(To-do list):
A. From the trailer project thread, write out the text from "I got _really_" up to and including "at the time)".
B. In the trailer project thread, which parts does the sentence beginning "The fenders, brackets" say were removed? List each one.
C. Translate this sentence from the trailer project thread into Spanish: "Somewhere along there, I got fed up with little wire wheels and bought a big Dewalt Knotted-wire Cup Brush, and that made things a little faster."

(Excerpted passage):
# # # # # # #

# mysavioreigns' trailer project



## mysavioreigns (Aug 22, 2012)

I guess since I've been here a few weeks and asked a few questions, I'd start a thread showing my trailer build. 

I have a 1436 old Jon Boat, that honestly I don't know much about, other than it floats and fishes well 

I got _really_ tired of loading it into the back-end of my pickup truck and taking it out to the lake, then re-loading it and going home, so my wife suggested I buy a trailer. Being the frugal nut I am, I found a $100 trailer about 40 miles away, so I went and got it. Here she is, once I got her unloaded and crammed into the garage. (sorry for the low-light, didn't take that into account at the time)







Structurally, it's sound. Axle is in great shape, all the metal is in great shape. A little bit of surface rust, but that came off pretty quickly. I don't know who manufactured the trailer, but I believe the "walkway" down the side is a modification someone did to it. Oh well, I like it. The paint (or what remained of it), on the other hand, was a disaster. 

Also notice the stock coupler and rectangular tubing that it's attached to, are removable from the trailer. I'm not really sure why, but I guess if you have a short garage you could remove it. Perhaps one of you know? You can see that piece underneath the trailer, in the picture.


----------



## mysavioreigns (Aug 22, 2012)

So I began by disassembling everything. The fenders, brackets, bunk-holders, license plate brackets, lights, and wiring were all removed. The rollers came off, and I'm not sure if they're going to go back. The wheels have been fused to the hub by the almighty strength of 1000 men (i.e. rust), and I'll spray some PB Blaster on those later.

The first thing I addressed after disassembling was to start sanding. And sand some more. And sand some _more_. And when I was done with that, I flipped it over, and started even more sanding. Somewhere along there, I got fed up with little wire wheels and bought a big Dewalt Knotted-wire Cup Brush, and that made things a little faster. The biggest time consumer is getting in between all the channels of the frame, which is less than 3" wide, and sanding that must be done mostly by hand.

# # # # # # #

(Data supplied):

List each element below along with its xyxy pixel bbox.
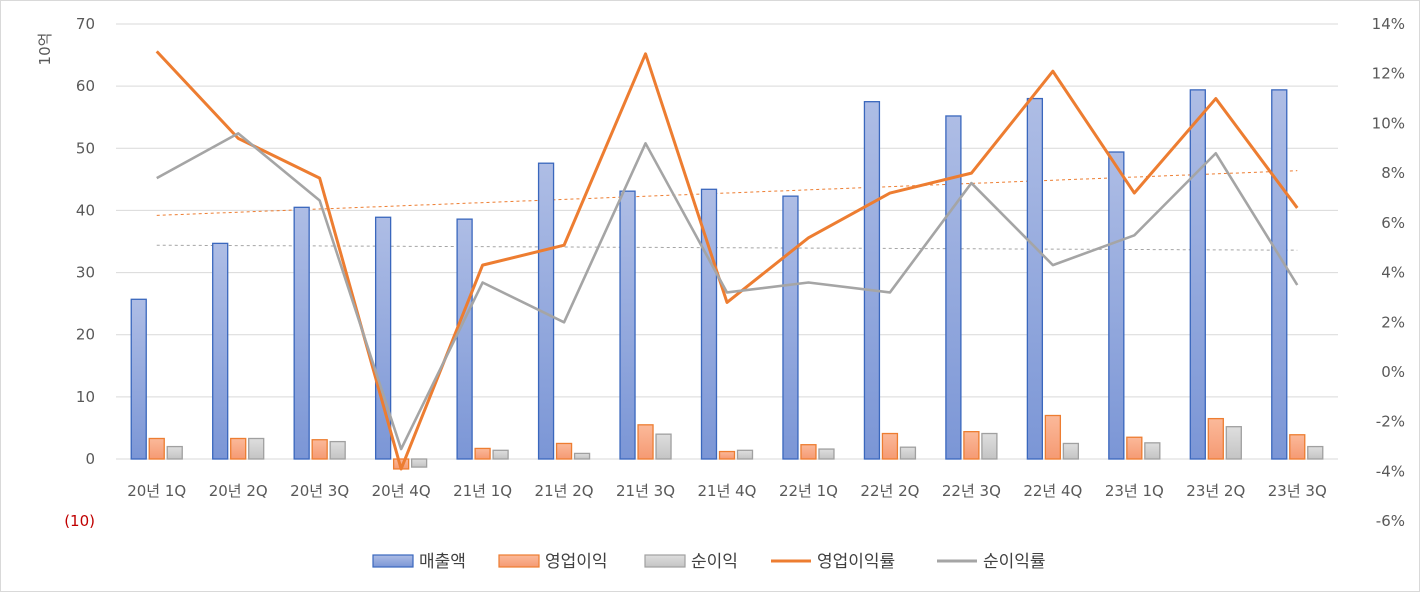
y2-tick-label: 6%	[1381, 214, 1405, 232]
bar-영업이익	[800, 444, 817, 460]
bar-순이익	[1144, 442, 1161, 460]
bar-매출액	[1108, 151, 1125, 460]
bar-영업이익	[555, 442, 573, 460]
bar-순이익	[1307, 445, 1324, 460]
bar-순이익	[166, 445, 183, 460]
bar-순이익	[818, 448, 835, 460]
y2-tick-label: 14%	[1372, 15, 1405, 33]
legend-swatch	[372, 554, 414, 568]
bar-영업이익	[1126, 436, 1143, 460]
x-tick-label: 22년 4Q	[1023, 482, 1082, 500]
bar-순이익	[329, 440, 346, 460]
bar-순이익	[492, 449, 509, 460]
trendline	[156, 244, 1298, 251]
bar-영업이익	[881, 432, 899, 460]
line-영업이익률	[155, 50, 1299, 471]
y-tick-label: (10)	[64, 512, 95, 530]
bar-매출액	[1026, 97, 1044, 460]
bar-영업이익	[1289, 434, 1306, 460]
y-tick-label: 50	[76, 139, 95, 157]
bar-순이익	[1062, 442, 1080, 460]
bar-영업이익	[1207, 417, 1224, 460]
bar-매출액	[130, 298, 147, 460]
y2-tick-label: 12%	[1372, 65, 1405, 83]
bar-매출액	[863, 101, 881, 460]
x-tick-label: 21년 4Q	[697, 482, 756, 500]
legend: 매출액 영업이익 순이익 영업이익률 순이익률	[372, 552, 1046, 572]
x-tick-label: 23년 1Q	[1105, 482, 1164, 500]
x-tick-label: 22년 3Q	[942, 482, 1001, 500]
bar-순이익	[248, 437, 265, 460]
gridlines	[116, 23, 1338, 460]
x-tick-label: 21년 2Q	[535, 482, 594, 500]
y2-tick-label: 8%	[1381, 164, 1405, 182]
y2-tick-label: -6%	[1376, 512, 1405, 530]
bar-매출액	[293, 206, 310, 460]
y-tick-label: 30	[76, 264, 95, 282]
trendlines	[156, 170, 1298, 251]
x-tick-label: 20년 2Q	[209, 482, 268, 500]
bar-순이익	[899, 446, 917, 460]
bar-순이익	[655, 433, 672, 460]
legend-swatch	[498, 554, 540, 568]
y-tick-label: 20	[76, 326, 95, 344]
legend-label: 영업이익률	[817, 552, 895, 572]
x-tick-label: 20년 4Q	[372, 482, 431, 500]
x-tick-label: 20년 1Q	[127, 482, 186, 500]
legend-swatch	[644, 554, 686, 568]
bar-매출액	[1189, 89, 1206, 460]
y-tick-label: 60	[76, 77, 95, 95]
bar-영업이익	[148, 437, 165, 460]
y-tick-label: 10	[76, 388, 95, 406]
bar-순이익	[981, 432, 998, 460]
x-tick-label: 20년 3Q	[290, 482, 349, 500]
x-tick-label: 23년 3Q	[1268, 482, 1327, 500]
bar-영업이익	[1044, 414, 1062, 460]
y-tick-label: 0	[85, 450, 95, 468]
y2-tick-label: 10%	[1372, 114, 1405, 132]
bar-영업이익	[474, 447, 491, 460]
axes: (10) 0 10 20 30 40 50 60 70 -6% -4% -2% 0% 2% 4% 6% 8% 10…	[64, 15, 1405, 530]
legend-label: 매출액	[419, 552, 466, 572]
bar-순이익	[1225, 426, 1242, 460]
bar-매출액	[456, 218, 473, 460]
y2-tick-label: 2%	[1381, 313, 1405, 331]
bar-영업이익	[718, 450, 736, 460]
bar-영업이익	[230, 437, 247, 460]
y-axis-label: 10억	[36, 33, 54, 66]
bar-매출액	[374, 216, 392, 460]
bar-영업이익	[311, 439, 328, 460]
legend-label: 순이익	[691, 552, 738, 572]
bar-영업이익	[637, 424, 654, 460]
bar-매출액	[1271, 89, 1288, 460]
x-tick-label: 22년 2Q	[860, 482, 919, 500]
legend-label: 영업이익	[545, 552, 608, 572]
y2-tick-label: -2%	[1376, 413, 1405, 431]
x-tick-label: 21년 1Q	[453, 482, 512, 500]
bar-매출액	[782, 195, 799, 460]
line-순이익률	[156, 132, 1299, 451]
x-tick-label: 22년 1Q	[779, 482, 838, 500]
lines	[155, 50, 1299, 471]
y2-tick-label: 0%	[1381, 363, 1405, 381]
y-tick-label: 40	[76, 201, 95, 219]
bar-순이익	[410, 458, 428, 468]
y2-tick-label: 4%	[1381, 264, 1405, 282]
bar-매출액	[945, 115, 962, 460]
bar-매출액	[619, 190, 636, 460]
bars	[130, 89, 1324, 470]
bar-순이익	[573, 452, 591, 460]
x-tick-label: 23년 2Q	[1186, 482, 1245, 500]
y2-tick-label: -4%	[1376, 462, 1405, 480]
bar-매출액	[212, 242, 229, 460]
x-tick-label: 21년 3Q	[616, 482, 675, 500]
legend-label: 순이익률	[983, 552, 1046, 572]
y-tick-label: 70	[76, 15, 95, 33]
bar-영업이익	[963, 431, 980, 460]
trendline	[156, 170, 1298, 216]
bar-순이익	[736, 449, 754, 460]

# # # # # # #

(Task answers):
A.
I got _really_ tired of loading it into the back-end of my pickup truck and taking it out to the lake, then re-loading it and going home, so my wife suggested I buy a trailer. Being the frugal nut I am, I found a $100 trailer about 40 miles away, so I went and got it. Here she is, once I got her unloaded and crammed into the garage. (sorry for the low-light, didn't take that into account at the time)

B.
- fenders
- brackets
- bunk-holders
- license plate brackets
- lights
- wiring

C. En algún momento de todo eso, me harté de las pequeñas ruedas de alambre y compré un cepillo de copa grande de alambre anudado Dewalt, y eso hizo que las cosas fueran un poco más rápidas.